INPUT DATA:
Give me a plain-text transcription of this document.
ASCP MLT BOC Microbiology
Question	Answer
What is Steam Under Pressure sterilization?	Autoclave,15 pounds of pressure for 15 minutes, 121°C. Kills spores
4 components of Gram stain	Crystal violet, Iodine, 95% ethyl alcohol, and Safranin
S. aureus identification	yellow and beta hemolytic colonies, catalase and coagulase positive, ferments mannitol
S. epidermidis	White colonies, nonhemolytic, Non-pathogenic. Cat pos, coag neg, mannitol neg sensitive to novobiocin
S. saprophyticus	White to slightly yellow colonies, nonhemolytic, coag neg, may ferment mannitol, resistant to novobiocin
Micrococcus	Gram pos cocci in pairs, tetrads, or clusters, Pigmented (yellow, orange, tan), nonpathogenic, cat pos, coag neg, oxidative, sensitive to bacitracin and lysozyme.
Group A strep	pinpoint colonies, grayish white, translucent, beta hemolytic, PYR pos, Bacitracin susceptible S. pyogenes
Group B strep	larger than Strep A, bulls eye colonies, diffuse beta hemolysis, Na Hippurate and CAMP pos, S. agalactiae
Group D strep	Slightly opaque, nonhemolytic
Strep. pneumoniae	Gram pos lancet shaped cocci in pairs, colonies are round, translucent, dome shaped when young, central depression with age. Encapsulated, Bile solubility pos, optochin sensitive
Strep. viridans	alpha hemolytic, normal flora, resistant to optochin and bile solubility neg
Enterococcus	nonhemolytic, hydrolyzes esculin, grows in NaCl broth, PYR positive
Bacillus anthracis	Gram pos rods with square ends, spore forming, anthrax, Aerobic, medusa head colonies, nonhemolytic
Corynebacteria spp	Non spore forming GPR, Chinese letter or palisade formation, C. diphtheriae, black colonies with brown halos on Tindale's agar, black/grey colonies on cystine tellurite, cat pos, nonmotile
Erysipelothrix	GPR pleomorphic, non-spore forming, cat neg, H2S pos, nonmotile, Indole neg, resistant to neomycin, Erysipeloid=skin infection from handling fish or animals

PROBLEM REQUIREMENTS:
Repeat every entry above exactly, leaving nothing out.

YOUR SOLUTION:
Give me a plain-text transcription of this document.
ASCP MLT BOC Microbiology
Question	Answer
What is Steam Under Pressure sterilization?	Autoclave,15 pounds of pressure for 15 minutes, 121°C. Kills spores
4 components of Gram stain	Crystal violet, Iodine, 95% ethyl alcohol, and Safranin
S. aureus identification	yellow and beta hemolytic colonies, catalase and coagulase positive, ferments mannitol
S. epidermidis	White colonies, nonhemolytic, Non-pathogenic. Cat pos, coag neg, mannitol neg sensitive to novobiocin
S. saprophyticus	White to slightly yellow colonies, nonhemolytic, coag neg, may ferment mannitol, resistant to novobiocin
Micrococcus	Gram pos cocci in pairs, tetrads, or clusters, Pigmented (yellow, orange, tan), nonpathogenic, cat pos, coag neg, oxidative, sensitive to bacitracin and lysozyme.
Group A strep	pinpoint colonies, grayish white, translucent, beta hemolytic, PYR pos, Bacitracin susceptible S. pyogenes
Group B strep	larger than Strep A, bulls eye colonies, diffuse beta hemolysis, Na Hippurate and CAMP pos, S. agalactiae
Group D strep	Slightly opaque, nonhemolytic
Strep. pneumoniae	Gram pos lancet shaped cocci in pairs, colonies are round, translucent, dome shaped when young, central depression with age. Encapsulated, Bile solubility pos, optochin sensitive
Strep. viridans	alpha hemolytic, normal flora, resistant to optochin and bile solubility neg
Enterococcus	nonhemolytic, hydrolyzes esculin, grows in NaCl broth, PYR positive
Bacillus anthracis	Gram pos rods with square ends, spore forming, anthrax, Aerobic, medusa head colonies, nonhemolytic
Corynebacteria spp	Non spore forming GPR, Chinese letter or palisade formation, C. diphtheriae, black colonies with brown halos on Tindale's agar, black/grey colonies on cystine tellurite, cat pos, nonmotile
Erysipelothrix	GPR pleomorphic, non-spore forming, cat neg, H2S pos, nonmotile, Indole neg, resistant to neomycin, Erysipeloid=skin infection from handling fish or animals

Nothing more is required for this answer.